Begin Stored records
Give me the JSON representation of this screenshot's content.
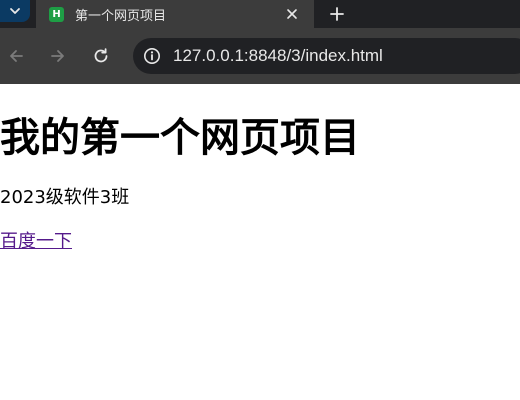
{
  "browser": {
    "tab": {
      "favicon_letter": "H",
      "title": "第一个网页项目",
      "favicon_color": "#1e9e45"
    },
    "new_tab_icon": "plus-icon",
    "address_bar": {
      "url": "127.0.0.1:8848/3/index.html",
      "site_info_icon": "info-icon"
    },
    "nav": {
      "back_icon": "arrow-left-icon",
      "forward_icon": "arrow-right-icon",
      "reload_icon": "reload-icon"
    }
  },
  "page": {
    "heading": "我的第一个网页项目",
    "subtitle": "2023级软件3班",
    "link_text": "百度一下",
    "link_color": "#551a8b"
  }
}
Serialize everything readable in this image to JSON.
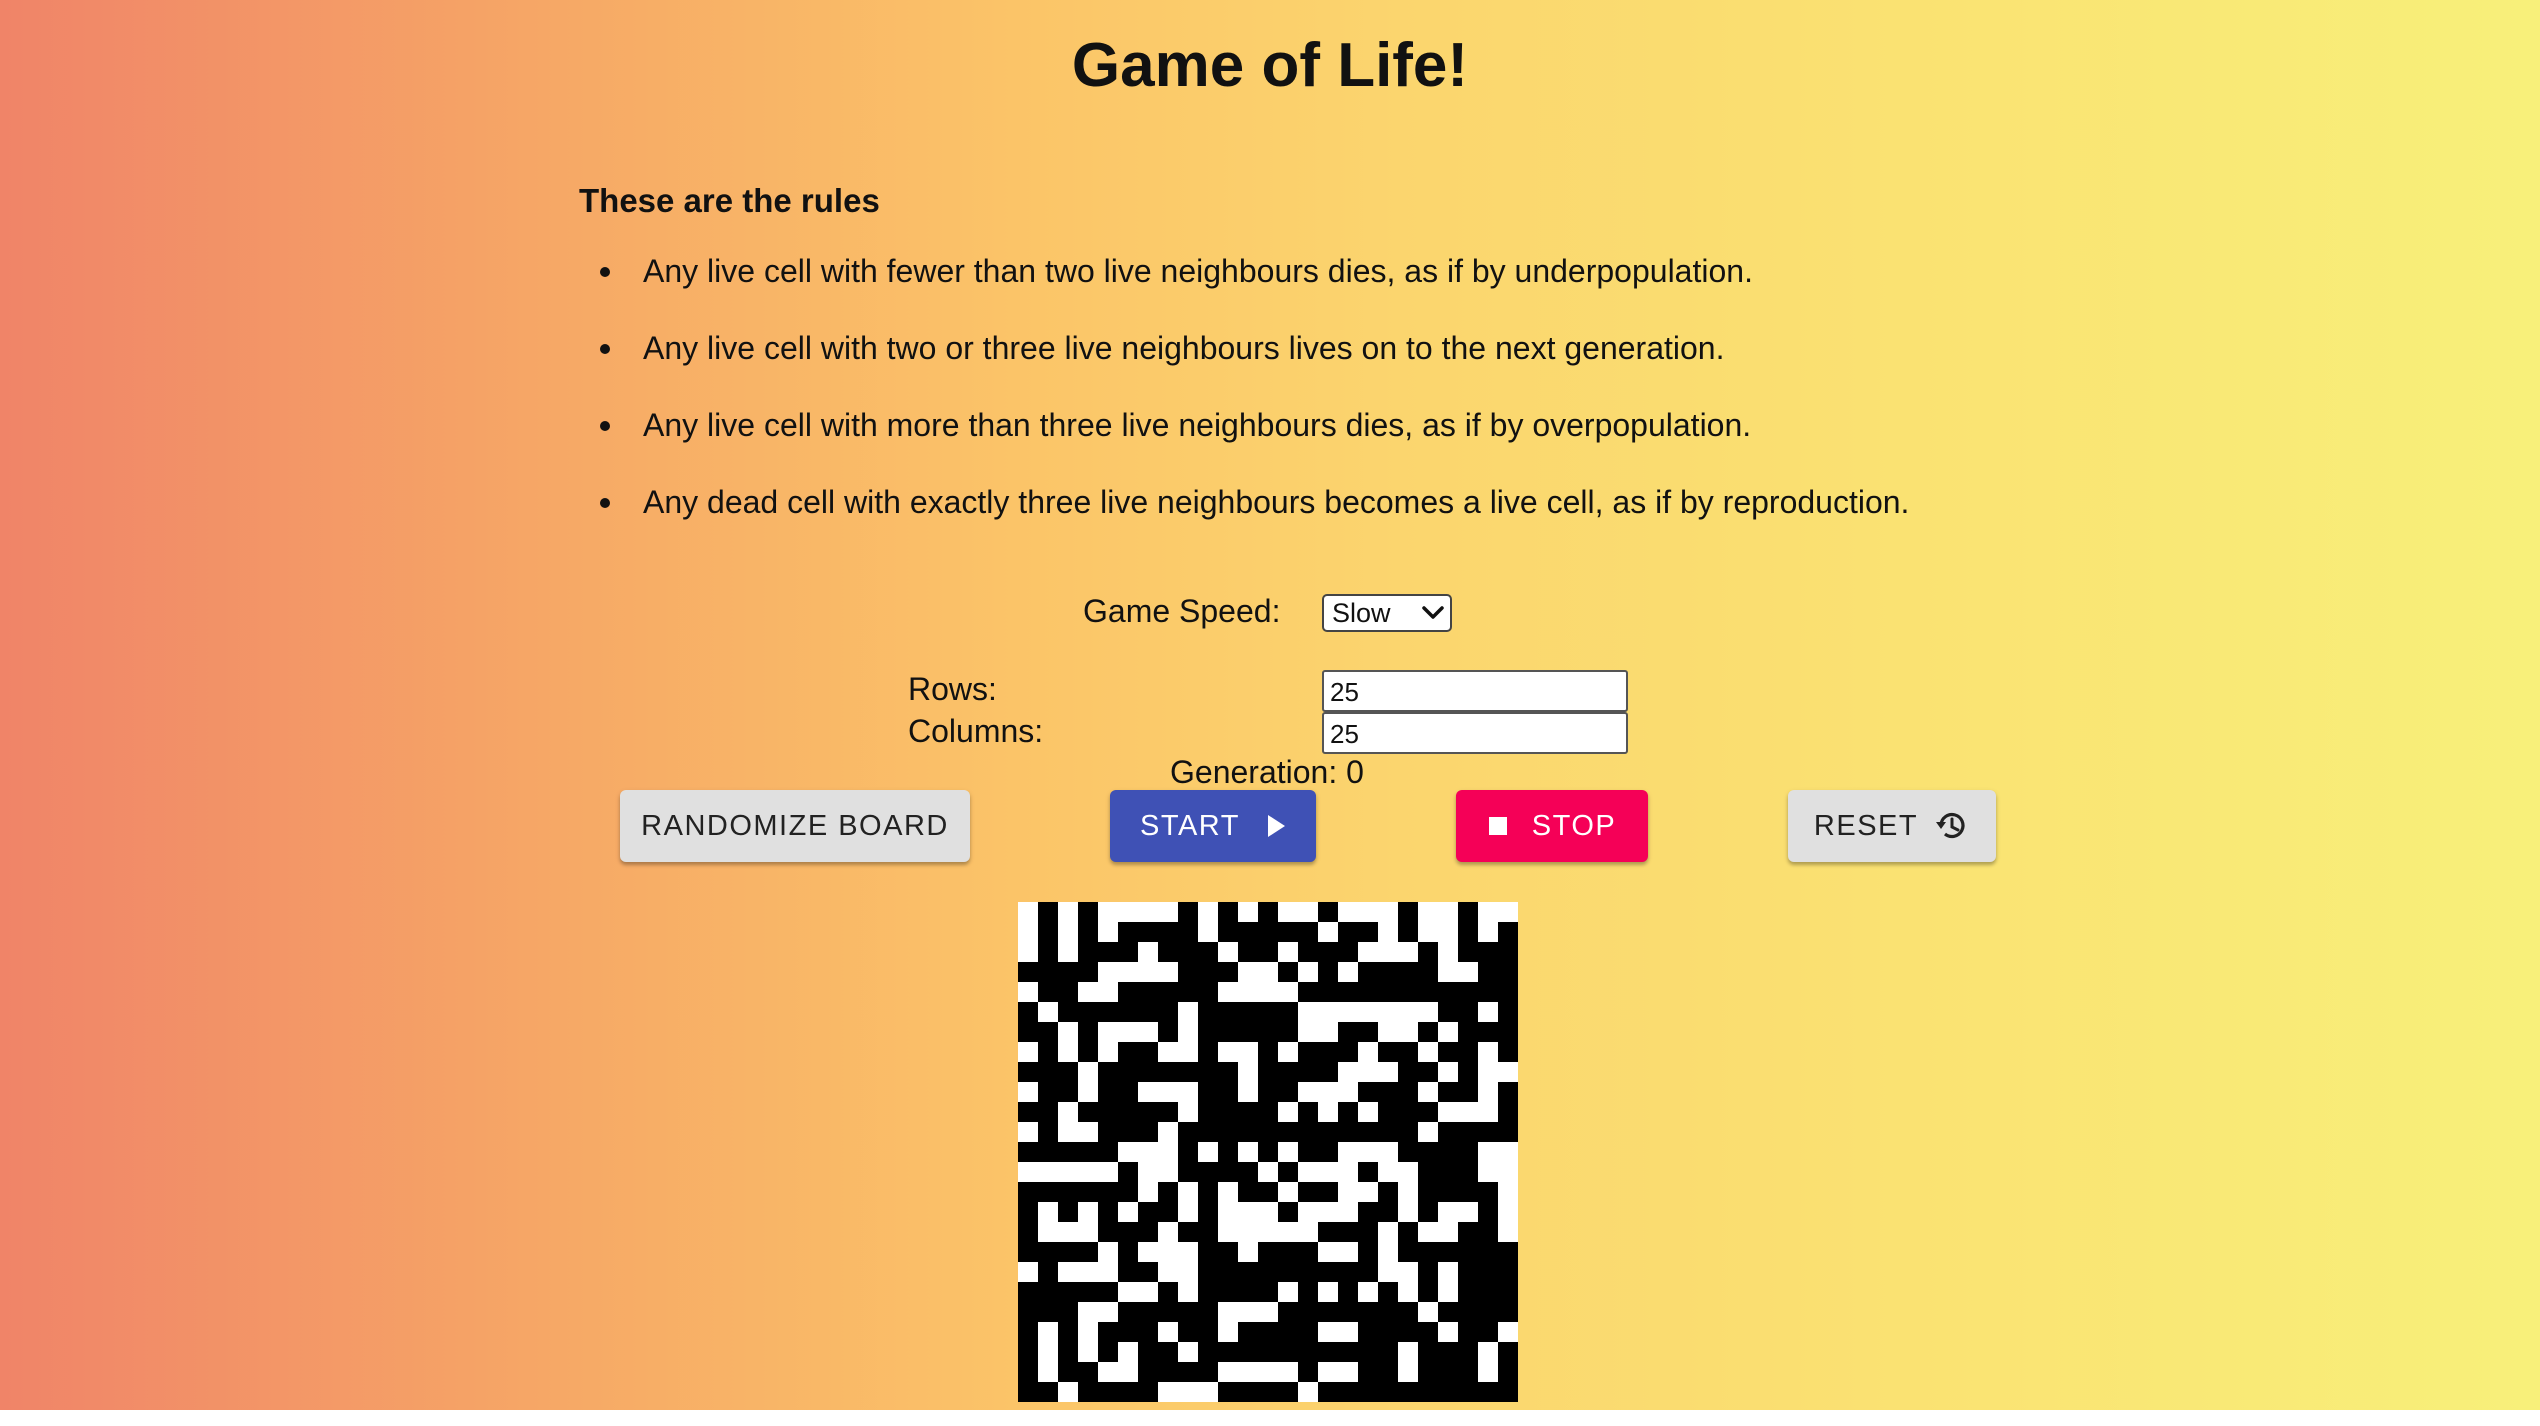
{
  "title": "Game of Life!",
  "rules": {
    "heading": "These are the rules",
    "items": [
      "Any live cell with fewer than two live neighbours dies, as if by underpopulation.",
      "Any live cell with two or three live neighbours lives on to the next generation.",
      "Any live cell with more than three live neighbours dies, as if by overpopulation.",
      "Any dead cell with exactly three live neighbours becomes a live cell, as if by reproduction."
    ]
  },
  "controls": {
    "speed_label": "Game Speed:",
    "speed_value": "Slow",
    "rows_label": "Rows:",
    "rows_value": "25",
    "columns_label": "Columns:",
    "columns_value": "25",
    "generation_text": "Generation: 0"
  },
  "buttons": {
    "randomize": "RANDOMIZE BOARD",
    "start": "START",
    "stop": "STOP",
    "reset": "RESET"
  },
  "icons": {
    "start": "play-icon",
    "stop": "stop-square-icon",
    "reset": "history-icon",
    "select": "chevron-down-icon"
  },
  "colors": {
    "start_button": "#3f51b5",
    "stop_button": "#f50057",
    "default_button": "#e0e0e0",
    "live_cell": "#000000",
    "dead_cell": "#ffffff"
  },
  "board": {
    "rows": [
      "0101000010101001000100100",
      "0101011110111110110100101",
      "0101110111011011100010111",
      "1111000011100101011110011",
      "0110011111000011111111111",
      "1011111101111100000001101",
      "1101000101111100110010111",
      "0101011001001011101101101",
      "1110111111101111000110100",
      "0110110001101100011101101",
      "1101111101111010101110001",
      "0100111011111111111101111",
      "1111100010101011000111100",
      "0000010011110100010011100",
      "1111110101011011001011110",
      "1010101101000100011010010",
      "1000111011000001110100110",
      "1111010001101110010111111",
      "0100011001111111110010111",
      "1111100101111010101010111",
      "1110011111000111111101111",
      "1010111011011110011110110",
      "1010101101111111111011101",
      "1011001111000010011011101",
      "1101111000111101111111111"
    ]
  }
}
End Stored records
**Task directions**
Search the listing for the word "Game" and return each line that holds it.

**Result of the exercise**
  "title": "Game of Life!",
    "speed_label": "Game Speed:",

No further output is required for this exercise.